## Exercise brief
Set out every line of the records below as a numbered list, leaving out any blank lines.

## Supplied records
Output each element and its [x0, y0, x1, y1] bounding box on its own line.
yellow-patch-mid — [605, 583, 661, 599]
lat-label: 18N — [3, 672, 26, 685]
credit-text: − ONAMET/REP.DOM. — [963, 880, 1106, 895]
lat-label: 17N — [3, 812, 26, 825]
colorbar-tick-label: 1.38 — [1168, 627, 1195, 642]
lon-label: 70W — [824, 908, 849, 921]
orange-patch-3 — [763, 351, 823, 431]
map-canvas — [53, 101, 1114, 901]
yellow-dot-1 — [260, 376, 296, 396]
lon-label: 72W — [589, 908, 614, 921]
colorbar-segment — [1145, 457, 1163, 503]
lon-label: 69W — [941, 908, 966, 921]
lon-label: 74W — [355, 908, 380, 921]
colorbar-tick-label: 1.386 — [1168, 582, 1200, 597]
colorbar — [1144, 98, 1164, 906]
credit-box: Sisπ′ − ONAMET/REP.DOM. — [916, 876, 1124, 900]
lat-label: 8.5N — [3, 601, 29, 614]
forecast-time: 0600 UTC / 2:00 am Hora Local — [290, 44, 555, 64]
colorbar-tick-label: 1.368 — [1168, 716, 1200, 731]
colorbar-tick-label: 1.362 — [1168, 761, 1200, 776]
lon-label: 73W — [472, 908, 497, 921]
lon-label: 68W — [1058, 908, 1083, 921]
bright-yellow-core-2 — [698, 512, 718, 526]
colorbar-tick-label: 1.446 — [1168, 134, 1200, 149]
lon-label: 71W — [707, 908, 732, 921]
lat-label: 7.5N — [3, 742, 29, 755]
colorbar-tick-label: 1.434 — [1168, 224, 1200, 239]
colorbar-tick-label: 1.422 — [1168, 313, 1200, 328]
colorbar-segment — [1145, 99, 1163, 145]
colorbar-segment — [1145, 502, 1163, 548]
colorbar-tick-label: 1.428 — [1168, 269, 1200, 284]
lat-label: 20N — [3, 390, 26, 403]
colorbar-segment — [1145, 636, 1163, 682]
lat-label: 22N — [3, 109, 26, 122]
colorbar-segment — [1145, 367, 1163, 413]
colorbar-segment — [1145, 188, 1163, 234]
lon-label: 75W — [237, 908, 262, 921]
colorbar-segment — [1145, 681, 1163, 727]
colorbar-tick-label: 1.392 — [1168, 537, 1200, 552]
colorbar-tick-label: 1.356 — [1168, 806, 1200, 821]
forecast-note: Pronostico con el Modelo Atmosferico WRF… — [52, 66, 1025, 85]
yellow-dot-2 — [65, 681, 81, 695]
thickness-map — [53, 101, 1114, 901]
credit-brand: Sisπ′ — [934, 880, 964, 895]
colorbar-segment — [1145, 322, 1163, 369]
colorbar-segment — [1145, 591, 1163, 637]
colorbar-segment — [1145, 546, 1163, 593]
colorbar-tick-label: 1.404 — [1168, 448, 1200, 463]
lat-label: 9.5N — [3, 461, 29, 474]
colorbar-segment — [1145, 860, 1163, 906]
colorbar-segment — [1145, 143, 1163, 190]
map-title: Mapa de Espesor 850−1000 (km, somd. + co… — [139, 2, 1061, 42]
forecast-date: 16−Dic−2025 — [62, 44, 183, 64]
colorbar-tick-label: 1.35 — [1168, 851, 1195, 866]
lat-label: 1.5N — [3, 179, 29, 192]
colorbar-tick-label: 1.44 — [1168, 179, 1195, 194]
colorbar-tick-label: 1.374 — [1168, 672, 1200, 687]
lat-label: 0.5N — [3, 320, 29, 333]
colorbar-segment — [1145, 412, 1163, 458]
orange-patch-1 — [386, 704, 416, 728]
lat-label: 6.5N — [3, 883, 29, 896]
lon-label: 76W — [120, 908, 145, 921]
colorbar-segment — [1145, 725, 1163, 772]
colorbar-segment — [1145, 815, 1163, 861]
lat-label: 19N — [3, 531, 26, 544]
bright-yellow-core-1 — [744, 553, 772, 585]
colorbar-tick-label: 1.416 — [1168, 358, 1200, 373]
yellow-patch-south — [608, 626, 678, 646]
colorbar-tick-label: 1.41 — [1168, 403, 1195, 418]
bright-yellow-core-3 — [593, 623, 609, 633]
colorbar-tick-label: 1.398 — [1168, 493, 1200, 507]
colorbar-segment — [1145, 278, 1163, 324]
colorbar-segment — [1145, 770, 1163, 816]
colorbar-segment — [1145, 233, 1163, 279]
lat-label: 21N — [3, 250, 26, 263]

## Solved exercise
1. Output each element and its [x0, y0, x1, y1] bounding box on its own line.
2. yellow-patch-mid — [605, 583, 661, 599]
3. lat-label: 18N — [3, 672, 26, 685]
4. credit-text: − ONAMET/REP.DOM. — [963, 880, 1106, 895]
5. lat-label: 17N — [3, 812, 26, 825]
6. colorbar-tick-label: 1.38 — [1168, 627, 1195, 642]
7. lon-label: 70W — [824, 908, 849, 921]
8. orange-patch-3 — [763, 351, 823, 431]
9. map-canvas — [53, 101, 1114, 901]
10. yellow-dot-1 — [260, 376, 296, 396]
11. lon-label: 72W — [589, 908, 614, 921]
12. colorbar-segment — [1145, 457, 1163, 503]
13. lon-label: 69W — [941, 908, 966, 921]
14. lon-label: 74W — [355, 908, 380, 921]
15. colorbar-tick-label: 1.386 — [1168, 582, 1200, 597]
16. colorbar — [1144, 98, 1164, 906]
17. credit-box: Sisπ′ − ONAMET/REP.DOM. — [916, 876, 1124, 900]
18. lat-label: 8.5N — [3, 601, 29, 614]
19. forecast-time: 0600 UTC / 2:00 am Hora Local — [290, 44, 555, 64]
20. colorbar-tick-label: 1.368 — [1168, 716, 1200, 731]
21. colorbar-tick-label: 1.362 — [1168, 761, 1200, 776]
22. lon-label: 73W — [472, 908, 497, 921]
23. lon-label: 68W — [1058, 908, 1083, 921]
24. bright-yellow-core-2 — [698, 512, 718, 526]
25. colorbar-tick-label: 1.446 — [1168, 134, 1200, 149]
26. lon-label: 71W — [707, 908, 732, 921]
27. lat-label: 7.5N — [3, 742, 29, 755]
28. colorbar-tick-label: 1.434 — [1168, 224, 1200, 239]
29. colorbar-tick-label: 1.422 — [1168, 313, 1200, 328]
30. colorbar-segment — [1145, 99, 1163, 145]
31. colorbar-segment — [1145, 502, 1163, 548]
32. colorbar-tick-label: 1.428 — [1168, 269, 1200, 284]
33. lat-label: 20N — [3, 390, 26, 403]
34. colorbar-segment — [1145, 636, 1163, 682]
35. lat-label: 22N — [3, 109, 26, 122]
36. colorbar-segment — [1145, 367, 1163, 413]
37. colorbar-segment — [1145, 188, 1163, 234]
38. lon-label: 75W — [237, 908, 262, 921]
39. colorbar-segment — [1145, 681, 1163, 727]
40. colorbar-tick-label: 1.392 — [1168, 537, 1200, 552]
41. colorbar-tick-label: 1.356 — [1168, 806, 1200, 821]
42. forecast-note: Pronostico con el Modelo Atmosferico WRF… — [52, 66, 1025, 85]
43. yellow-dot-2 — [65, 681, 81, 695]
44. thickness-map — [53, 101, 1114, 901]
45. credit-brand: Sisπ′ — [934, 880, 964, 895]
46. colorbar-segment — [1145, 322, 1163, 369]
47. colorbar-segment — [1145, 591, 1163, 637]
48. colorbar-segment — [1145, 546, 1163, 593]
49. colorbar-tick-label: 1.404 — [1168, 448, 1200, 463]
50. lat-label: 9.5N — [3, 461, 29, 474]
51. colorbar-segment — [1145, 860, 1163, 906]
52. colorbar-segment — [1145, 143, 1163, 190]
53. map-title: Mapa de Espesor 850−1000 (km, somd. + co… — [139, 2, 1061, 42]
54. forecast-date: 16−Dic−2025 — [62, 44, 183, 64]
55. colorbar-tick-label: 1.35 — [1168, 851, 1195, 866]
56. lat-label: 1.5N — [3, 179, 29, 192]
57. colorbar-tick-label: 1.44 — [1168, 179, 1195, 194]
58. colorbar-tick-label: 1.374 — [1168, 672, 1200, 687]
59. lat-label: 0.5N — [3, 320, 29, 333]
60. colorbar-segment — [1145, 412, 1163, 458]
61. orange-patch-1 — [386, 704, 416, 728]
62. lat-label: 6.5N — [3, 883, 29, 896]
63. lon-label: 76W — [120, 908, 145, 921]
64. colorbar-segment — [1145, 725, 1163, 772]
65. colorbar-segment — [1145, 815, 1163, 861]
66. lat-label: 19N — [3, 531, 26, 544]
67. bright-yellow-core-1 — [744, 553, 772, 585]
68. colorbar-tick-label: 1.416 — [1168, 358, 1200, 373]
69. yellow-patch-south — [608, 626, 678, 646]
70. colorbar-tick-label: 1.41 — [1168, 403, 1195, 418]
71. bright-yellow-core-3 — [593, 623, 609, 633]
72. colorbar-tick-label: 1.398 — [1168, 493, 1200, 507]
73. colorbar-segment — [1145, 278, 1163, 324]
74. colorbar-segment — [1145, 770, 1163, 816]
75. colorbar-segment — [1145, 233, 1163, 279]
76. lat-label: 21N — [3, 250, 26, 263]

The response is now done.